### Supplied text
Similar claims are found in the Quran, strikingly despite Calvin’s argument, despite Westminster’s argument, despite Fesko’s argument. There’s nothing in the Bible that says anything like this. The Bible never says, “If you want to know if this book is true, just consult your feelings. Just prey on it, and you’ll get a good feeling, and then you’ll know.” None of that. That is a terribly unreliable method, as evidenced by the fact that people do this with the Quran, with the Book of Mormon, come away convinced, and then leave Christianity for one of those or any number of alternatives. What the Bible does is narrow the opposite. In Jeremiah we’re warned, Jeremiah 17:9, “The heart is deceitful above all things and desperately corrupt. Who can understand it?”

### Written exercise 1
Condense the paragraph beginning "Similar claims are found in the Quran" from the passage on feelings and scripture, keeping its main facts.
### Written exercise 2
Extend the passage on feelings and scripture by writing what comes next after its final sentence.

Labeled region entries:

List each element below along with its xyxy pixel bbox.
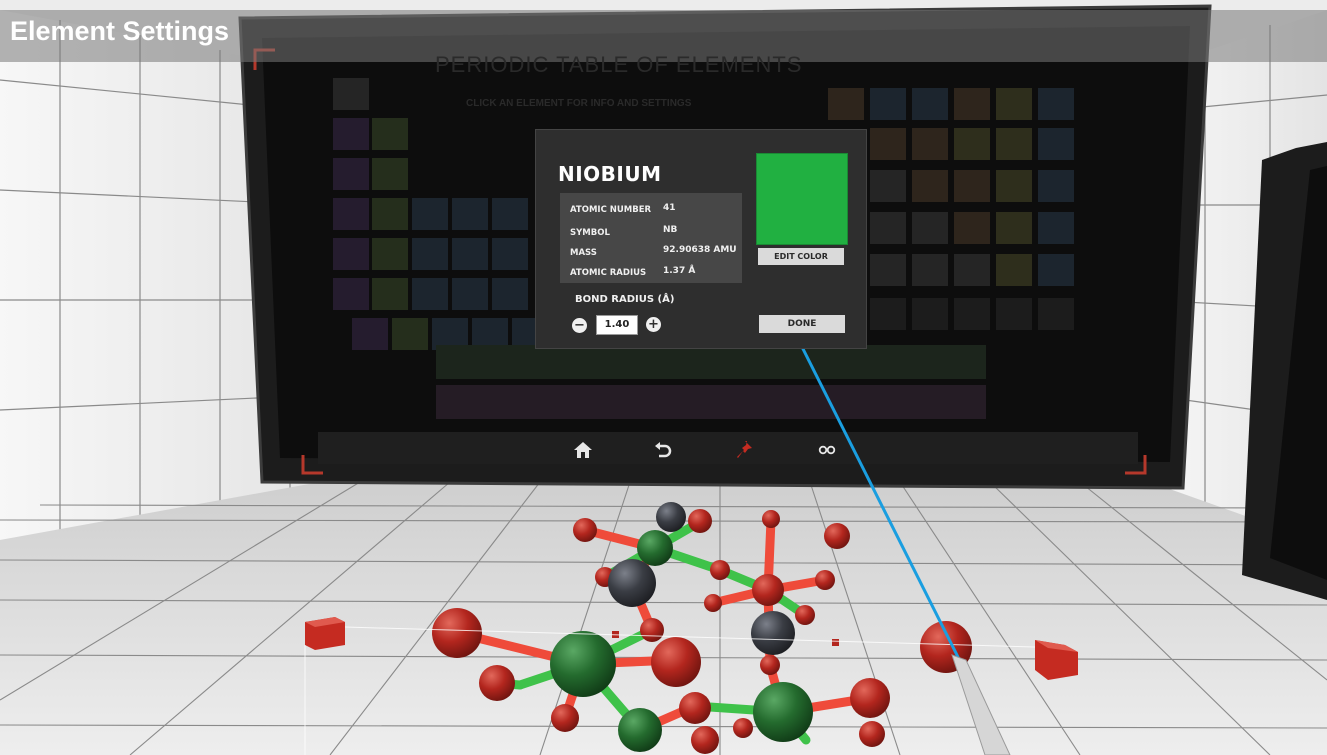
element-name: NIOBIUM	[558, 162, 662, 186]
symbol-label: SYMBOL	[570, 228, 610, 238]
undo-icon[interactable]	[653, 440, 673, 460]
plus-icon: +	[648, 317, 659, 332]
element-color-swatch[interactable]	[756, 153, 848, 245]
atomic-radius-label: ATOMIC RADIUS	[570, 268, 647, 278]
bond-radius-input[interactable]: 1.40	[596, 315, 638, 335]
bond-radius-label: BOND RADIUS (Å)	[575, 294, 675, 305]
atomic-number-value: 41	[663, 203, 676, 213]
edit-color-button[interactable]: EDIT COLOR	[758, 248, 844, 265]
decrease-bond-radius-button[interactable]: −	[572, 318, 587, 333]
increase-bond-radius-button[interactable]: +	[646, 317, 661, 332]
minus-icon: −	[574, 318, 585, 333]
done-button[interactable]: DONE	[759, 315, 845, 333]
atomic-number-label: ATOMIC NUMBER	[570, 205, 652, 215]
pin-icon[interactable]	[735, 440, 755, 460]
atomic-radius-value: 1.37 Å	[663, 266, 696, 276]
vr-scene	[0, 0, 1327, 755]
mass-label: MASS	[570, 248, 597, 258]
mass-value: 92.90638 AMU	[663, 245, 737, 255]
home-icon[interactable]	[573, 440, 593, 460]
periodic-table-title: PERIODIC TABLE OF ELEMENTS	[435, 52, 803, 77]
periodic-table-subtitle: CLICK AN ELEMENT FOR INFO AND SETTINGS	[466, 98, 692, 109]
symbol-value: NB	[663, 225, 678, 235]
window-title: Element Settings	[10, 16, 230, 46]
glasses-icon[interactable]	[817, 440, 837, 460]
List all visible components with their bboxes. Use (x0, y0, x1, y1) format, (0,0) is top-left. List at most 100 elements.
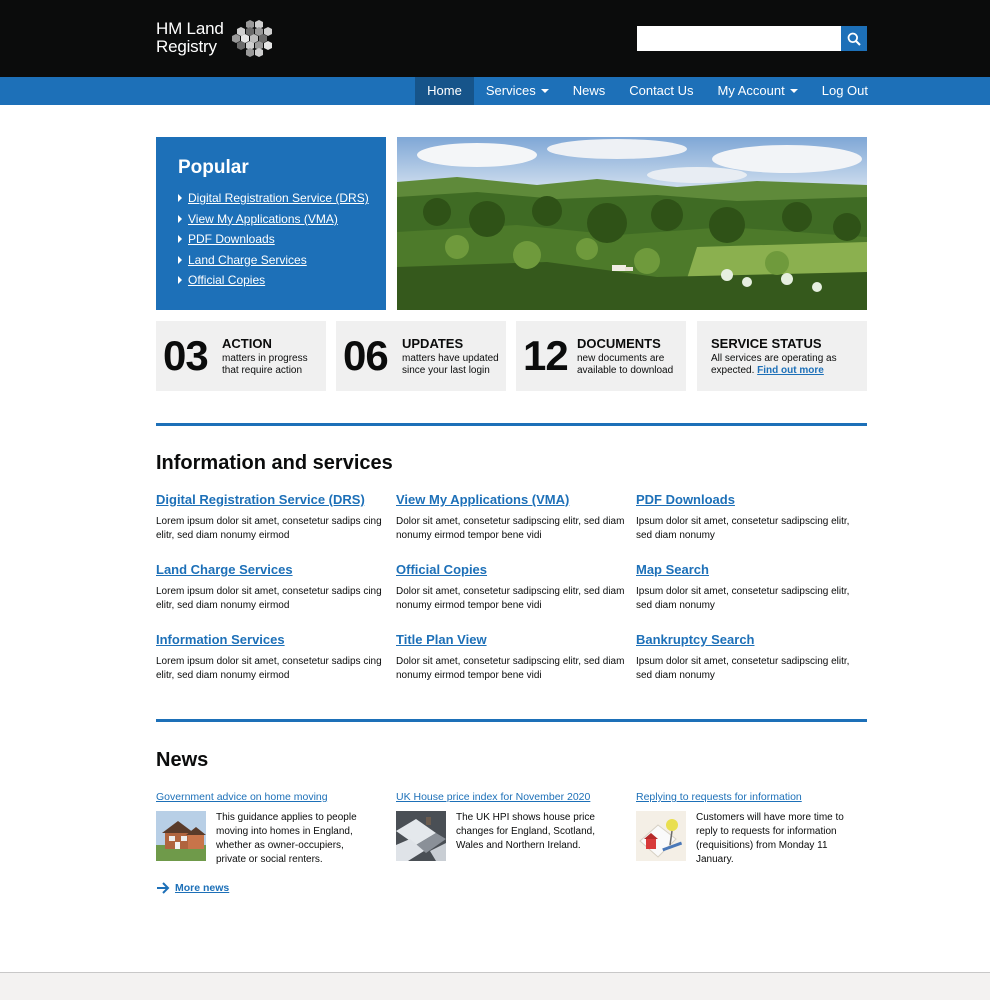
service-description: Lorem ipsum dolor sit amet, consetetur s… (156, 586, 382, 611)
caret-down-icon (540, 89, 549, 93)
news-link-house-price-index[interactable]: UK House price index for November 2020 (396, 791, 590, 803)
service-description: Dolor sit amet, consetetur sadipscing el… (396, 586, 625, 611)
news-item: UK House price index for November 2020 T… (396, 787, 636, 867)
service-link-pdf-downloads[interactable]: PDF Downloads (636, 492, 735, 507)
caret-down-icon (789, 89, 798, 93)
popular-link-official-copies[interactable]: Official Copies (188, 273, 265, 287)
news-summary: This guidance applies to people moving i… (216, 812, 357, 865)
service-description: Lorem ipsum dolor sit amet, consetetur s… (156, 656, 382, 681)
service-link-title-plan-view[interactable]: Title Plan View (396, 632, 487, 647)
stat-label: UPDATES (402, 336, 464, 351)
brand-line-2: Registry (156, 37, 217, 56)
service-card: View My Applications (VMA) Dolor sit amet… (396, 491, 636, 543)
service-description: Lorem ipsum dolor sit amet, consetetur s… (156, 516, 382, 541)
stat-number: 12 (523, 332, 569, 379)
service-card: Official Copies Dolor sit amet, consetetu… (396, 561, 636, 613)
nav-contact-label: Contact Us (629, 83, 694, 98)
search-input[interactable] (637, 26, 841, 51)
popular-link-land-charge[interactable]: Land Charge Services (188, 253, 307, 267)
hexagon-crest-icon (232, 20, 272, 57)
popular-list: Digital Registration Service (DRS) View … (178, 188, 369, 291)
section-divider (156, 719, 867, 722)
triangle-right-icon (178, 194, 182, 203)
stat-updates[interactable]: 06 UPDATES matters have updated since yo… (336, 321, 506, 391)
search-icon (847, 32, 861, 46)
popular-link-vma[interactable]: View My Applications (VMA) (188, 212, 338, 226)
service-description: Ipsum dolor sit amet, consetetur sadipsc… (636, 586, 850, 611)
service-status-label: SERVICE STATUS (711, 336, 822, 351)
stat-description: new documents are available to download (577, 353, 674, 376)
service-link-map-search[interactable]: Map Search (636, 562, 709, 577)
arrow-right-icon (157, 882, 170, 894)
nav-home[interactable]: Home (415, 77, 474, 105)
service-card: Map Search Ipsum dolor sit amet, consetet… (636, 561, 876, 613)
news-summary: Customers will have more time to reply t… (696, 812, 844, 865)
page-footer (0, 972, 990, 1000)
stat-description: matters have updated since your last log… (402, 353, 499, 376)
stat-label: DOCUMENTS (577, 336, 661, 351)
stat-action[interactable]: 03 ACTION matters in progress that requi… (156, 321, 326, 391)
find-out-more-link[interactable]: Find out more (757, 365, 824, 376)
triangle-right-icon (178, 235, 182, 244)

### Output 1
Similar claims appear in the Quran, despite the arguments of Calvin, Westminster, and Fesko. The Bible never tells readers to judge its truth by consulting their feelings. That method is very unreliable: people use it with the Quran or the Book of Mormon, become convinced, and leave Christianity for those or other alternatives. Jeremiah 17:9 instead warns that the heart is deceitful above all things and desperately corrupt.

### Output 2
It makes no sense to say on the one hand that you’re depraved, the Calvinist claim that you’re totally depraved, and on the other hand, still trust those depraved feelings as being an accurate guide to the truth. They’re simply not. Even if the feeling is, this is coming from God and not from me, just have the humility to look around you. Don’t look at your own feelings. Look around you at everybody else who thinks they’re led by their feelings by God, and see how reliable that is for all of them. If they’re not being led into the truth, it’s strange to say, but I’m going to be the exception. How do I know? Because my feeling is the same unreliable source for everybody else’s. They’re not going to steer me wrong. Hopefully, you see that as not just a little bit of intellectual hubris but a very silly way to go about this, especially when, again, Scripture does not tell us to do things this way.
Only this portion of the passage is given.